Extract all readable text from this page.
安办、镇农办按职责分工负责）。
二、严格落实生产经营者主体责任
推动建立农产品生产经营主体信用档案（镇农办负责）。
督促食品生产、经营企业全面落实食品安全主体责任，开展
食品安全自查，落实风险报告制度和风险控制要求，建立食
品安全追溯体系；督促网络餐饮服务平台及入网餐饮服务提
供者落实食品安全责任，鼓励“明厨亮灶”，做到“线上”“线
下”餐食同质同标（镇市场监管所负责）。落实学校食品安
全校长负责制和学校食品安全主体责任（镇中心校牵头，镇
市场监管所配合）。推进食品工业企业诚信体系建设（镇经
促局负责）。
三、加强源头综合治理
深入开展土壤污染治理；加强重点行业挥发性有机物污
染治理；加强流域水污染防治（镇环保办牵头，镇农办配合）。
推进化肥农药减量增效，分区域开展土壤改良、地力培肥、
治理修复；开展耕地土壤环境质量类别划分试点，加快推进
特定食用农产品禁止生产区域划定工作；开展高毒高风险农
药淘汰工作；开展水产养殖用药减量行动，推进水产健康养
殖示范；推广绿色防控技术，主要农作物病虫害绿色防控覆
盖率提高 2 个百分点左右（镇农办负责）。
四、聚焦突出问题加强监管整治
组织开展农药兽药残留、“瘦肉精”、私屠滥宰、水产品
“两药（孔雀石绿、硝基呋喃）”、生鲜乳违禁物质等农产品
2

━━━━━━━━━━━━━━━━

Reproduce each entry exactly, leaving out nothing.

TASK ANSWER:
Extract all readable text from this page.
安办、镇农办按职责分工负责）。
二、严格落实生产经营者主体责任
推动建立农产品生产经营主体信用档案（镇农办负责）。
督促食品生产、经营企业全面落实食品安全主体责任，开展
食品安全自查，落实风险报告制度和风险控制要求，建立食
品安全追溯体系；督促网络餐饮服务平台及入网餐饮服务提
供者落实食品安全责任，鼓励“明厨亮灶”，做到“线上”“线
下”餐食同质同标（镇市场监管所负责）。落实学校食品安
全校长负责制和学校食品安全主体责任（镇中心校牵头，镇
市场监管所配合）。推进食品工业企业诚信体系建设（镇经
促局负责）。
三、加强源头综合治理
深入开展土壤污染治理；加强重点行业挥发性有机物污
染治理；加强流域水污染防治（镇环保办牵头，镇农办配合）。
推进化肥农药减量增效，分区域开展土壤改良、地力培肥、
治理修复；开展耕地土壤环境质量类别划分试点，加快推进
特定食用农产品禁止生产区域划定工作；开展高毒高风险农
药淘汰工作；开展水产养殖用药减量行动，推进水产健康养
殖示范；推广绿色防控技术，主要农作物病虫害绿色防控覆
盖率提高 2 个百分点左右（镇农办负责）。
四、聚焦突出问题加强监管整治
组织开展农药兽药残留、“瘦肉精”、私屠滥宰、水产品
“两药（孔雀石绿、硝基呋喃）”、生鲜乳违禁物质等农产品
2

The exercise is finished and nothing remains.